— START OF Given information —
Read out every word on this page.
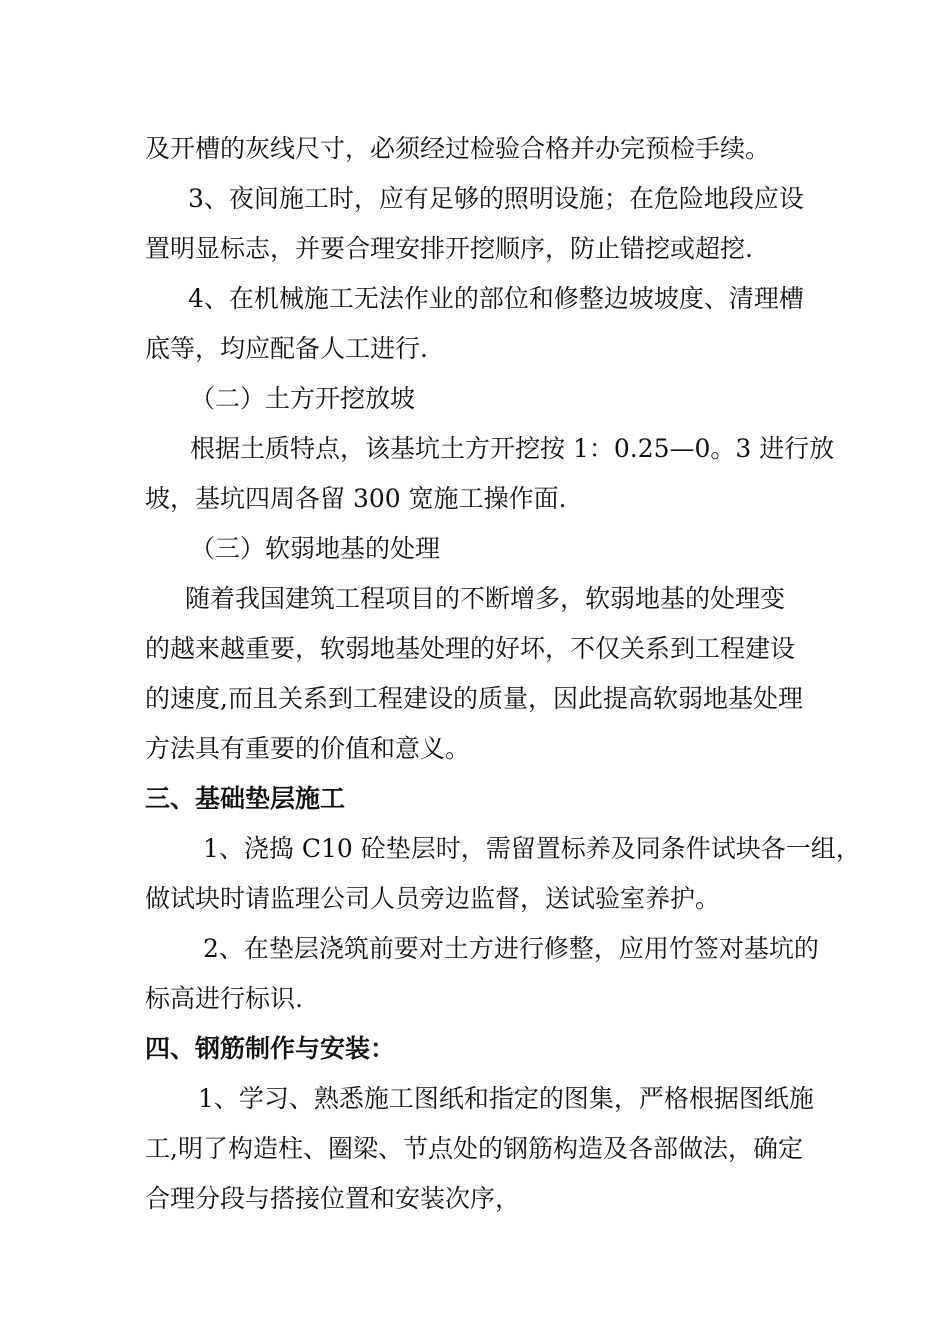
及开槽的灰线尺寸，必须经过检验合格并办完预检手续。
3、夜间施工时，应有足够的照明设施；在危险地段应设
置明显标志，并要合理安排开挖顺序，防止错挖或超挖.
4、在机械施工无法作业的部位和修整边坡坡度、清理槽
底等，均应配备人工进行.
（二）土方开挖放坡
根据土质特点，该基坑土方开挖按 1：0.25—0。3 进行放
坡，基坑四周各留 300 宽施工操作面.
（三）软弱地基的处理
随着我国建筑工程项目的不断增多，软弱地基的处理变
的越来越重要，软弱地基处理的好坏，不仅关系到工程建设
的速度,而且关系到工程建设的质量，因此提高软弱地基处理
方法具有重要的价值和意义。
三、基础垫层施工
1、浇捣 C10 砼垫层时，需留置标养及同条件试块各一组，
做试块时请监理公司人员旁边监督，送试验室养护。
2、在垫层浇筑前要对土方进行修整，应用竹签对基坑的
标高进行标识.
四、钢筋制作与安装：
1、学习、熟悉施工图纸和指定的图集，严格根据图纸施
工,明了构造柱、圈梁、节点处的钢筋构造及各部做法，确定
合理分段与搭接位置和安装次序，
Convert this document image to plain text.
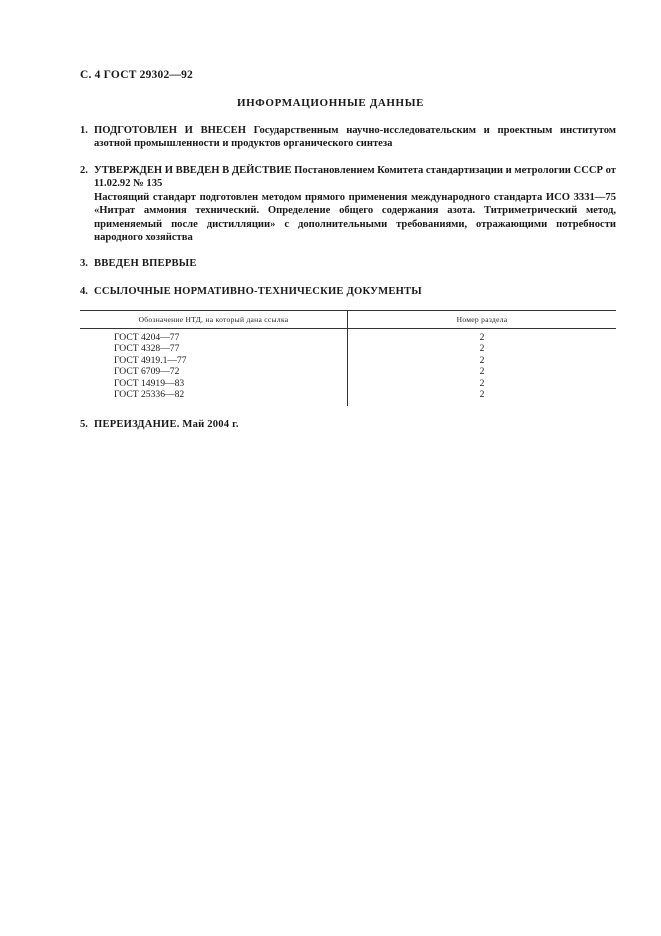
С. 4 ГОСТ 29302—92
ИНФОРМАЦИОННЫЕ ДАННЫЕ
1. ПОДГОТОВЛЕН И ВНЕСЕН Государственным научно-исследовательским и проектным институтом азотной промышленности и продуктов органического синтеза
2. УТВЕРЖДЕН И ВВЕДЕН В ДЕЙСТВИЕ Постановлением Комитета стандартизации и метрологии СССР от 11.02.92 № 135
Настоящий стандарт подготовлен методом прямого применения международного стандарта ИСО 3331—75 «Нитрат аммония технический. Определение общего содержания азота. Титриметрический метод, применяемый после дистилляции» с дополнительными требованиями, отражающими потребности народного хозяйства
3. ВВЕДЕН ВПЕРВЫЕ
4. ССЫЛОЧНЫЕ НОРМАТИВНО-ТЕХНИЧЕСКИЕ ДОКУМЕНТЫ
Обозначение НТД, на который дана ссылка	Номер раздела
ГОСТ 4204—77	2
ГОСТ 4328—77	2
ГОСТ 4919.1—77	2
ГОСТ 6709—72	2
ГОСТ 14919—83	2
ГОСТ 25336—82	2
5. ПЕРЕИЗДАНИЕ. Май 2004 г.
— END OF Given information —
— START OF Given information —
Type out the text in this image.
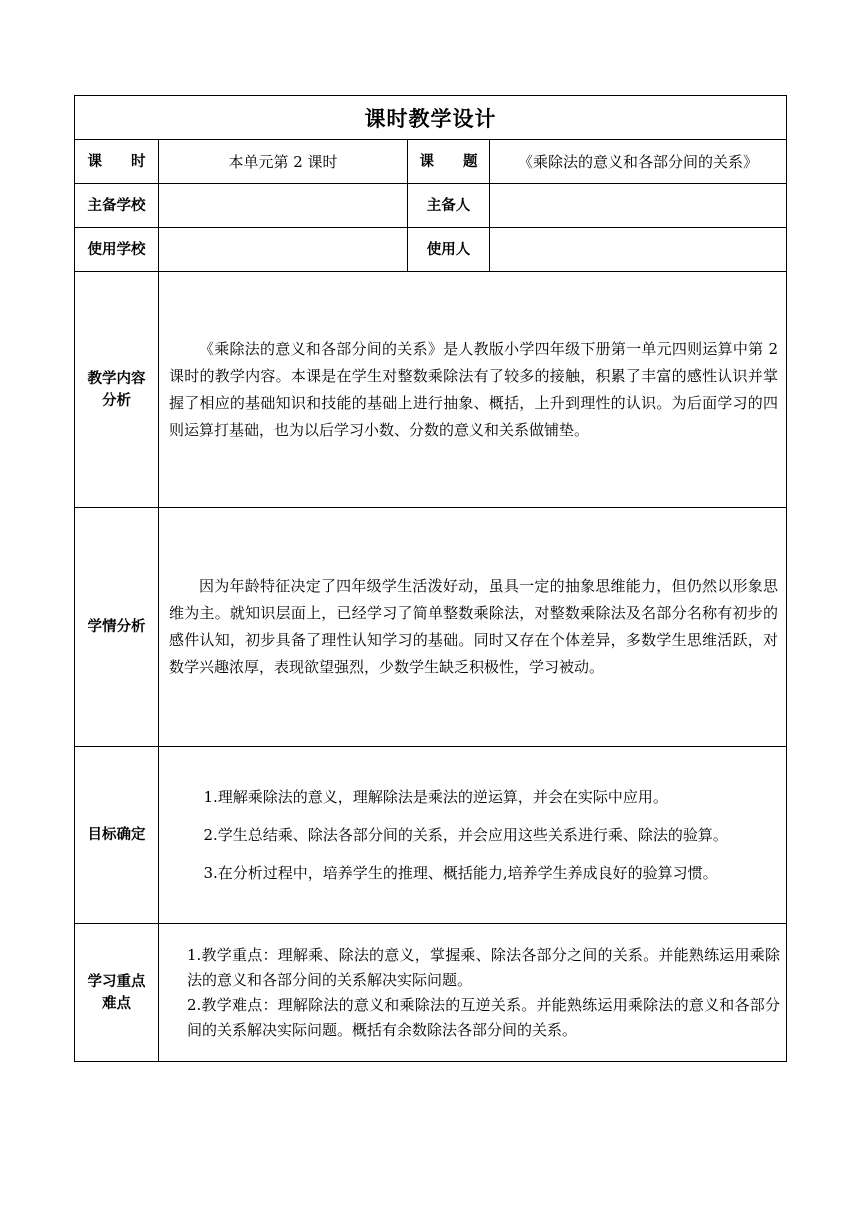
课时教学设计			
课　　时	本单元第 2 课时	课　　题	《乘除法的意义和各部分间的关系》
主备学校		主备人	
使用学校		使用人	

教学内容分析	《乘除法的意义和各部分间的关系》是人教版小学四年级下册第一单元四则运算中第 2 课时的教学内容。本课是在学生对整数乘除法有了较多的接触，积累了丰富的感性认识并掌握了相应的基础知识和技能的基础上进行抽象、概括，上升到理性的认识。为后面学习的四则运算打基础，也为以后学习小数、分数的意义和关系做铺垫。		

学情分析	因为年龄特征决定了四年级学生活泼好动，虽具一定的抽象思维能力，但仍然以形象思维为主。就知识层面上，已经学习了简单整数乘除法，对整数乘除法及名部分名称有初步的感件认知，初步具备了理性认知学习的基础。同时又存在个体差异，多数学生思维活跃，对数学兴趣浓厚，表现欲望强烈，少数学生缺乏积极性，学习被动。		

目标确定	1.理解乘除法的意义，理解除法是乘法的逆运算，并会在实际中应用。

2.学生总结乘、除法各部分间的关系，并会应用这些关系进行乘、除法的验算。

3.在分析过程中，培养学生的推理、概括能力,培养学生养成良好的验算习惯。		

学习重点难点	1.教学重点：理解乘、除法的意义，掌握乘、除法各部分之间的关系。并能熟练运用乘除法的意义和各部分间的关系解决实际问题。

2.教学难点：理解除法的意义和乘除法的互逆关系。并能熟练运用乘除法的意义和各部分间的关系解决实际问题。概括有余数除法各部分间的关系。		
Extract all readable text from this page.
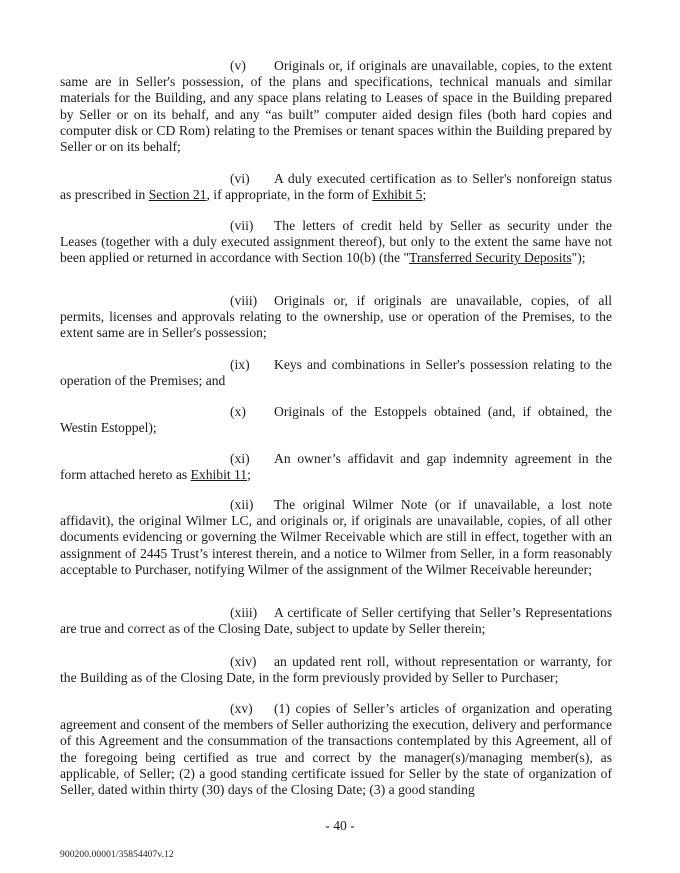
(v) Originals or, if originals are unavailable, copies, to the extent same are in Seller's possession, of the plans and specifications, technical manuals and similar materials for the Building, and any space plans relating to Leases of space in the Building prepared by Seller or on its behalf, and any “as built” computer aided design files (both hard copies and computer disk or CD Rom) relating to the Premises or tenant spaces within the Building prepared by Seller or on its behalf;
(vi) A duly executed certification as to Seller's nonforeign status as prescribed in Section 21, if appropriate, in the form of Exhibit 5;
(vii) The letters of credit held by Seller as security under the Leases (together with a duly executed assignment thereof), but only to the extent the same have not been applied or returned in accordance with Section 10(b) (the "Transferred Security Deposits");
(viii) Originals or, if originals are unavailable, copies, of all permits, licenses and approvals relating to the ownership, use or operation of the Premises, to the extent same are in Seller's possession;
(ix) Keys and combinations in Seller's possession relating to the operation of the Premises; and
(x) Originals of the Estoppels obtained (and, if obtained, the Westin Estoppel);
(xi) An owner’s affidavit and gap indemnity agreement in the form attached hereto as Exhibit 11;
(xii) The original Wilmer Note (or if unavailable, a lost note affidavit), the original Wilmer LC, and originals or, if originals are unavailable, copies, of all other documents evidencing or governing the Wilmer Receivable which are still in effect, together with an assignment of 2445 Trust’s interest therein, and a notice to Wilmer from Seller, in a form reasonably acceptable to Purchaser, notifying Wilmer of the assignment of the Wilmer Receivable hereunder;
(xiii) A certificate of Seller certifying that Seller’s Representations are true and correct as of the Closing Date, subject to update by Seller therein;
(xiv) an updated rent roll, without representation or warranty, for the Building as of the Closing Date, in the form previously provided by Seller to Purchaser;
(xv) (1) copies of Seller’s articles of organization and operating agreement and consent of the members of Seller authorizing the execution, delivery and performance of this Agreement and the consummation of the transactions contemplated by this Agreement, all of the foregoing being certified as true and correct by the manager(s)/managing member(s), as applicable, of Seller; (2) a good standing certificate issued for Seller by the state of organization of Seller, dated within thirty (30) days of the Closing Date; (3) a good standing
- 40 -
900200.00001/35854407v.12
— END OF Given information —
_Exercise task_. Work out how many lines of the listing above include "true". Answer with the number and nothing more.

_Solution for this exercise_. 2